* WRITTEN EXERCISE *
Copy every row below word for word, leaving out the picture placeholders.

### MATERIAL ###

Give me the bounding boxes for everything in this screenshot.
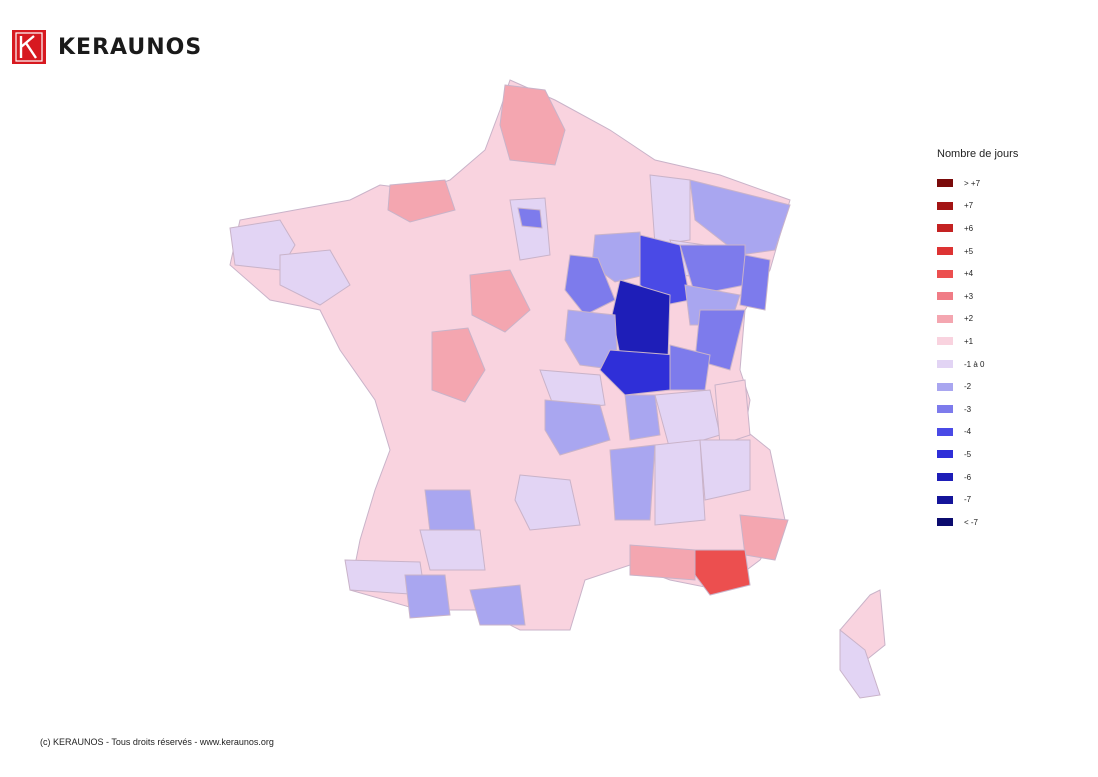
region-allier [539, 369, 606, 411]
region-tarn [469, 584, 526, 626]
legend-label: < -7 [964, 517, 979, 527]
brand-name: KERAUNOS [58, 34, 203, 60]
region-somme [499, 84, 566, 166]
region-loiret [469, 269, 531, 333]
region-cote-or [639, 234, 691, 306]
legend-swatch [937, 473, 953, 482]
legend-item: -5 [937, 443, 1018, 466]
region-saone-loire [599, 349, 676, 396]
region-ardennes [649, 174, 691, 246]
legend-label: -5 [964, 449, 972, 459]
legend-label: -7 [964, 495, 972, 505]
region-cher [564, 309, 619, 371]
legend-swatch [937, 405, 953, 414]
legend-title: Nombre de jours [937, 148, 1019, 160]
region-calvados [387, 179, 456, 223]
region-bouches-du-rhone [629, 544, 696, 581]
legend-label: -4 [964, 427, 972, 437]
legend-item: -3 [937, 398, 1018, 421]
legend-swatch [937, 224, 953, 233]
region-nievre [611, 279, 671, 361]
region-yonne [564, 254, 616, 316]
legend-item: +7 [937, 195, 1018, 218]
legend-item: +6 [937, 217, 1018, 240]
legend-item: -7 [937, 488, 1018, 511]
legend-label: +3 [964, 291, 974, 301]
legend-swatch [937, 314, 953, 323]
region-paris [517, 207, 543, 229]
region-indre [431, 327, 486, 403]
region-dordogne [424, 489, 476, 533]
region-loire [624, 394, 661, 441]
region-lozere [514, 474, 581, 531]
legend: Nombre de jours > +7 +7 +6 +5 +4 +3 +2 +1 -1 à 0… [937, 148, 1018, 534]
legend-item: +1 [937, 330, 1018, 353]
region-savoie [714, 379, 751, 446]
legend-label: +4 [964, 269, 974, 279]
region-var [694, 549, 751, 596]
legend-swatch [937, 179, 953, 188]
legend-label: +5 [964, 246, 974, 256]
legend-item: -1 à 0 [937, 353, 1018, 376]
region-moselle [689, 179, 791, 256]
logo-mark-icon [12, 30, 46, 64]
legend-label: +2 [964, 314, 974, 324]
legend-item: +3 [937, 285, 1018, 308]
legend-swatch [937, 427, 953, 436]
legend-label: > +7 [964, 178, 981, 188]
legend-swatch [937, 337, 953, 346]
legend-swatch [937, 450, 953, 459]
region-puy-de-dome [544, 399, 611, 456]
legend-swatch [937, 495, 953, 504]
legend-swatch [937, 292, 953, 301]
legend-item: -2 [937, 375, 1018, 398]
footer-copyright: (c) KERAUNOS - Tous droits réservés - ww… [40, 737, 274, 747]
legend-item: +5 [937, 240, 1018, 263]
region-alpes-maritimes [739, 514, 789, 561]
legend-label: -6 [964, 472, 972, 482]
region-drome [654, 439, 706, 526]
legend-label: -2 [964, 382, 972, 392]
legend-item: -4 [937, 421, 1018, 444]
region-morbihan [279, 249, 351, 306]
legend-swatch [937, 247, 953, 256]
legend-swatch [937, 201, 953, 210]
legend-label: +7 [964, 201, 974, 211]
region-hautes-alpes [699, 439, 751, 501]
legend-item: +4 [937, 262, 1018, 285]
legend-label: +6 [964, 223, 974, 233]
legend-item: +2 [937, 308, 1018, 331]
legend-label: +1 [964, 336, 974, 346]
legend-items: > +7 +7 +6 +5 +4 +3 +2 +1 -1 à 0 -2 -3 -4 -5 -6 -7 < -7 [937, 172, 1018, 534]
region-gers [404, 574, 451, 619]
legend-label: -1 à 0 [964, 359, 985, 369]
region-corse-du-sud [839, 628, 881, 699]
legend-swatch [937, 269, 953, 278]
legend-item: < -7 [937, 511, 1018, 534]
legend-swatch [937, 518, 953, 527]
region-vosges [739, 254, 771, 311]
legend-swatch [937, 382, 953, 391]
region-ardeche [609, 444, 656, 521]
keraunos-logo: KERAUNOS [12, 30, 202, 64]
legend-item: > +7 [937, 172, 1018, 195]
france-map [229, 79, 886, 699]
legend-label: -3 [964, 404, 972, 414]
legend-swatch [937, 360, 953, 369]
legend-item: -6 [937, 466, 1018, 489]
region-lot [419, 529, 486, 571]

###

* RESPONSE *
Give me the bounding boxes for everything in this screenshot.
region-allier [539, 369, 606, 411]
region-tarn [469, 584, 526, 626]
legend-label: < -7 [964, 517, 979, 527]
brand-name: KERAUNOS [58, 34, 203, 60]
region-somme [499, 84, 566, 166]
region-loiret [469, 269, 531, 333]
region-cote-or [639, 234, 691, 306]
legend-swatch [937, 473, 953, 482]
legend-item: -5 [937, 443, 1018, 466]
region-saone-loire [599, 349, 676, 396]
region-ardennes [649, 174, 691, 246]
legend-label: -5 [964, 449, 972, 459]
legend-label: -7 [964, 495, 972, 505]
region-cher [564, 309, 619, 371]
legend-swatch [937, 405, 953, 414]
legend-title: Nombre de jours [937, 148, 1019, 160]
region-calvados [387, 179, 456, 223]
region-bouches-du-rhone [629, 544, 696, 581]
legend-label: -4 [964, 427, 972, 437]
legend-item: -3 [937, 398, 1018, 421]
legend-swatch [937, 224, 953, 233]
region-nievre [611, 279, 671, 361]
region-yonne [564, 254, 616, 316]
legend-item: +7 [937, 195, 1018, 218]
legend-item: +6 [937, 217, 1018, 240]
legend-item: -7 [937, 488, 1018, 511]
legend-label: +3 [964, 291, 974, 301]
legend-swatch [937, 314, 953, 323]
region-paris [517, 207, 543, 229]
region-indre [431, 327, 486, 403]
region-dordogne [424, 489, 476, 533]
region-loire [624, 394, 661, 441]
region-lozere [514, 474, 581, 531]
legend: Nombre de jours > +7 +7 +6 +5 +4 +3 +2 +1 -1 à 0… [937, 148, 1018, 534]
legend-item: +1 [937, 330, 1018, 353]
region-savoie [714, 379, 751, 446]
legend-label: +4 [964, 269, 974, 279]
region-var [694, 549, 751, 596]
legend-swatch [937, 179, 953, 188]
legend-label: +5 [964, 246, 974, 256]
legend-item: -1 à 0 [937, 353, 1018, 376]
region-moselle [689, 179, 791, 256]
logo-mark-icon [12, 30, 46, 64]
legend-label: +2 [964, 314, 974, 324]
legend-item: +3 [937, 285, 1018, 308]
legend-swatch [937, 427, 953, 436]
legend-label: > +7 [964, 178, 981, 188]
legend-swatch [937, 337, 953, 346]
legend-swatch [937, 450, 953, 459]
region-puy-de-dome [544, 399, 611, 456]
legend-swatch [937, 495, 953, 504]
legend-swatch [937, 292, 953, 301]
legend-item: -2 [937, 375, 1018, 398]
footer-copyright: (c) KERAUNOS - Tous droits réservés - ww… [40, 737, 274, 747]
legend-item: +5 [937, 240, 1018, 263]
region-alpes-maritimes [739, 514, 789, 561]
legend-label: -6 [964, 472, 972, 482]
region-drome [654, 439, 706, 526]
legend-label: -2 [964, 382, 972, 392]
legend-item: -4 [937, 421, 1018, 444]
region-morbihan [279, 249, 351, 306]
legend-swatch [937, 247, 953, 256]
legend-swatch [937, 201, 953, 210]
legend-label: +7 [964, 201, 974, 211]
region-hautes-alpes [699, 439, 751, 501]
legend-item: +4 [937, 262, 1018, 285]
legend-label: +6 [964, 223, 974, 233]
legend-item: +2 [937, 308, 1018, 331]
legend-label: +1 [964, 336, 974, 346]
legend-items: > +7 +7 +6 +5 +4 +3 +2 +1 -1 à 0 -2 -3 -4 -5 -6 -7 < -7 [937, 172, 1018, 534]
region-gers [404, 574, 451, 619]
legend-label: -1 à 0 [964, 359, 985, 369]
region-corse-du-sud [839, 628, 881, 699]
legend-swatch [937, 269, 953, 278]
legend-item: < -7 [937, 511, 1018, 534]
legend-swatch [937, 518, 953, 527]
region-vosges [739, 254, 771, 311]
legend-swatch [937, 382, 953, 391]
region-ardeche [609, 444, 656, 521]
keraunos-logo: KERAUNOS [12, 30, 202, 64]
legend-item: > +7 [937, 172, 1018, 195]
france-map [229, 79, 886, 699]
legend-label: -3 [964, 404, 972, 414]
legend-swatch [937, 360, 953, 369]
legend-item: -6 [937, 466, 1018, 489]
region-lot [419, 529, 486, 571]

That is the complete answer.